*RAW RECORDS:*

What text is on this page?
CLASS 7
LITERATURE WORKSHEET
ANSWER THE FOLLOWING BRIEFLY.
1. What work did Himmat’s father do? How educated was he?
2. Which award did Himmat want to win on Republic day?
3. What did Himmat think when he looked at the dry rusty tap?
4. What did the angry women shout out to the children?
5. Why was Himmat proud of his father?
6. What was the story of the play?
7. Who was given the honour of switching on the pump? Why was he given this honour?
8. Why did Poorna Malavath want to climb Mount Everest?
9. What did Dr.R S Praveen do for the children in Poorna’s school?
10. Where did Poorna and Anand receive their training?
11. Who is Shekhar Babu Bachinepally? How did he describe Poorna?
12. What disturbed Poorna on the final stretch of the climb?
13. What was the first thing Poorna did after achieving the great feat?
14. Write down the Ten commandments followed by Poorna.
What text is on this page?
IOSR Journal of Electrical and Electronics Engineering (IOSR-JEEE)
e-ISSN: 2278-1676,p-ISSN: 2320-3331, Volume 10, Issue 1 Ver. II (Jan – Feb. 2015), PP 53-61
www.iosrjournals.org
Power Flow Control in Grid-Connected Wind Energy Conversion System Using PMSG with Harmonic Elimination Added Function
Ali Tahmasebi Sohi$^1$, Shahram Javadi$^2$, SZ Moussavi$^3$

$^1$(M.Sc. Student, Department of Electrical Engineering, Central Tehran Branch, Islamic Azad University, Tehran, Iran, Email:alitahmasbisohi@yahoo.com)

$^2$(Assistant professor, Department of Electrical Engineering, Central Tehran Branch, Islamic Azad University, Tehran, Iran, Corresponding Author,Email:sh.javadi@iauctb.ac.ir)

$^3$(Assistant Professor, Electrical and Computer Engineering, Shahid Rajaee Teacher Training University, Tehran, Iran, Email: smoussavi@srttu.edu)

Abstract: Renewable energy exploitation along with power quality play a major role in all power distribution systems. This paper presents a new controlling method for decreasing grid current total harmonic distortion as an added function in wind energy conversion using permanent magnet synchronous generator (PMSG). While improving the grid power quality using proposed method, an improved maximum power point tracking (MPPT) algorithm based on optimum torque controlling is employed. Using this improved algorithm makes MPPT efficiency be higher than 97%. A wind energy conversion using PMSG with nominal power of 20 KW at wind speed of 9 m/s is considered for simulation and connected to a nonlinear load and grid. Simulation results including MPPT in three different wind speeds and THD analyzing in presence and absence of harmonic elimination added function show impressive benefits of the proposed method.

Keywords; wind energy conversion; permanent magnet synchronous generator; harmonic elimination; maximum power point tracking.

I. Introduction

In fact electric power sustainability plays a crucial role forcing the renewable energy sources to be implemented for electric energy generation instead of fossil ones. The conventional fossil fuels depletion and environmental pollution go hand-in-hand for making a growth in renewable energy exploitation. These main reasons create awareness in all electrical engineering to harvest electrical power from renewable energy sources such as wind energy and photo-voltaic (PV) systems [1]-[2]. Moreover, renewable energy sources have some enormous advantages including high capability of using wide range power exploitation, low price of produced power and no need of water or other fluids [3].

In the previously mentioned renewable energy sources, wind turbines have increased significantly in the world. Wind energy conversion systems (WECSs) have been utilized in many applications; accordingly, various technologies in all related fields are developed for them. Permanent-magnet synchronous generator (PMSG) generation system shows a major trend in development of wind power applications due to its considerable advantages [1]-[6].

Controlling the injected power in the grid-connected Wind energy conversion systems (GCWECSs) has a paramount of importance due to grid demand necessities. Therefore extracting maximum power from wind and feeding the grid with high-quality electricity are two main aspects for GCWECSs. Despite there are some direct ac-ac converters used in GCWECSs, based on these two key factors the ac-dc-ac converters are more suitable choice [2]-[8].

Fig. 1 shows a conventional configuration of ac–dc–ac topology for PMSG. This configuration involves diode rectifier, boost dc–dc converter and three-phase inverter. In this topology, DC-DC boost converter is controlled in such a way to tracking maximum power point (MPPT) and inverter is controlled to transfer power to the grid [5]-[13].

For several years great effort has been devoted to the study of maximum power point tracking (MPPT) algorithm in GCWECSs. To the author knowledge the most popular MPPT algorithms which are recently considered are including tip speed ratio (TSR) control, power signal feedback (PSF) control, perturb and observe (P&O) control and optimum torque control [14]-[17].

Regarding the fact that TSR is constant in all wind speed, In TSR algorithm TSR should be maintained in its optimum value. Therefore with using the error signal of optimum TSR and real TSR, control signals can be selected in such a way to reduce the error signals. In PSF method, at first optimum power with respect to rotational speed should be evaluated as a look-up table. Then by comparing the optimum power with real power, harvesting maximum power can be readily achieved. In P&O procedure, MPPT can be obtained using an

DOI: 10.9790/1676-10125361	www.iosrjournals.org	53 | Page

*WHAT YOU NEED TO DO:* Using the data above, output each line exactly.

*SOLUTION TO THIS EXERCISE:*
What text is on this page?
CLASS 7
LITERATURE WORKSHEET
ANSWER THE FOLLOWING BRIEFLY.
1. What work did Himmat’s father do? How educated was he?
2. Which award did Himmat want to win on Republic day?
3. What did Himmat think when he looked at the dry rusty tap?
4. What did the angry women shout out to the children?
5. Why was Himmat proud of his father?
6. What was the story of the play?
7. Who was given the honour of switching on the pump? Why was he given this honour?
8. Why did Poorna Malavath want to climb Mount Everest?
9. What did Dr.R S Praveen do for the children in Poorna’s school?
10. Where did Poorna and Anand receive their training?
11. Who is Shekhar Babu Bachinepally? How did he describe Poorna?
12. What disturbed Poorna on the final stretch of the climb?
13. What was the first thing Poorna did after achieving the great feat?
14. Write down the Ten commandments followed by Poorna.
What text is on this page?
IOSR Journal of Electrical and Electronics Engineering (IOSR-JEEE)
e-ISSN: 2278-1676,p-ISSN: 2320-3331, Volume 10, Issue 1 Ver. II (Jan – Feb. 2015), PP 53-61
www.iosrjournals.org
Power Flow Control in Grid-Connected Wind Energy Conversion System Using PMSG with Harmonic Elimination Added Function
Ali Tahmasebi Sohi$^1$, Shahram Javadi$^2$, SZ Moussavi$^3$

$^1$(M.Sc. Student, Department of Electrical Engineering, Central Tehran Branch, Islamic Azad University, Tehran, Iran, Email:alitahmasbisohi@yahoo.com)

$^2$(Assistant professor, Department of Electrical Engineering, Central Tehran Branch, Islamic Azad University, Tehran, Iran, Corresponding Author,Email:sh.javadi@iauctb.ac.ir)

$^3$(Assistant Professor, Electrical and Computer Engineering, Shahid Rajaee Teacher Training University, Tehran, Iran, Email: smoussavi@srttu.edu)

Abstract: Renewable energy exploitation along with power quality play a major role in all power distribution systems. This paper presents a new controlling method for decreasing grid current total harmonic distortion as an added function in wind energy conversion using permanent magnet synchronous generator (PMSG). While improving the grid power quality using proposed method, an improved maximum power point tracking (MPPT) algorithm based on optimum torque controlling is employed. Using this improved algorithm makes MPPT efficiency be higher than 97%. A wind energy conversion using PMSG with nominal power of 20 KW at wind speed of 9 m/s is considered for simulation and connected to a nonlinear load and grid. Simulation results including MPPT in three different wind speeds and THD analyzing in presence and absence of harmonic elimination added function show impressive benefits of the proposed method.

Keywords; wind energy conversion; permanent magnet synchronous generator; harmonic elimination; maximum power point tracking.

I. Introduction

In fact electric power sustainability plays a crucial role forcing the renewable energy sources to be implemented for electric energy generation instead of fossil ones. The conventional fossil fuels depletion and environmental pollution go hand-in-hand for making a growth in renewable energy exploitation. These main reasons create awareness in all electrical engineering to harvest electrical power from renewable energy sources such as wind energy and photo-voltaic (PV) systems [1]-[2]. Moreover, renewable energy sources have some enormous advantages including high capability of using wide range power exploitation, low price of produced power and no need of water or other fluids [3].

In the previously mentioned renewable energy sources, wind turbines have increased significantly in the world. Wind energy conversion systems (WECSs) have been utilized in many applications; accordingly, various technologies in all related fields are developed for them. Permanent-magnet synchronous generator (PMSG) generation system shows a major trend in development of wind power applications due to its considerable advantages [1]-[6].

Controlling the injected power in the grid-connected Wind energy conversion systems (GCWECSs) has a paramount of importance due to grid demand necessities. Therefore extracting maximum power from wind and feeding the grid with high-quality electricity are two main aspects for GCWECSs. Despite there are some direct ac-ac converters used in GCWECSs, based on these two key factors the ac-dc-ac converters are more suitable choice [2]-[8].

Fig. 1 shows a conventional configuration of ac–dc–ac topology for PMSG. This configuration involves diode rectifier, boost dc–dc converter and three-phase inverter. In this topology, DC-DC boost converter is controlled in such a way to tracking maximum power point (MPPT) and inverter is controlled to transfer power to the grid [5]-[13].

For several years great effort has been devoted to the study of maximum power point tracking (MPPT) algorithm in GCWECSs. To the author knowledge the most popular MPPT algorithms which are recently considered are including tip speed ratio (TSR) control, power signal feedback (PSF) control, perturb and observe (P&O) control and optimum torque control [14]-[17].

Regarding the fact that TSR is constant in all wind speed, In TSR algorithm TSR should be maintained in its optimum value. Therefore with using the error signal of optimum TSR and real TSR, control signals can be selected in such a way to reduce the error signals. In PSF method, at first optimum power with respect to rotational speed should be evaluated as a look-up table. Then by comparing the optimum power with real power, harvesting maximum power can be readily achieved. In P&O procedure, MPPT can be obtained using an

DOI: 10.9790/1676-10125361	www.iosrjournals.org	53 | Page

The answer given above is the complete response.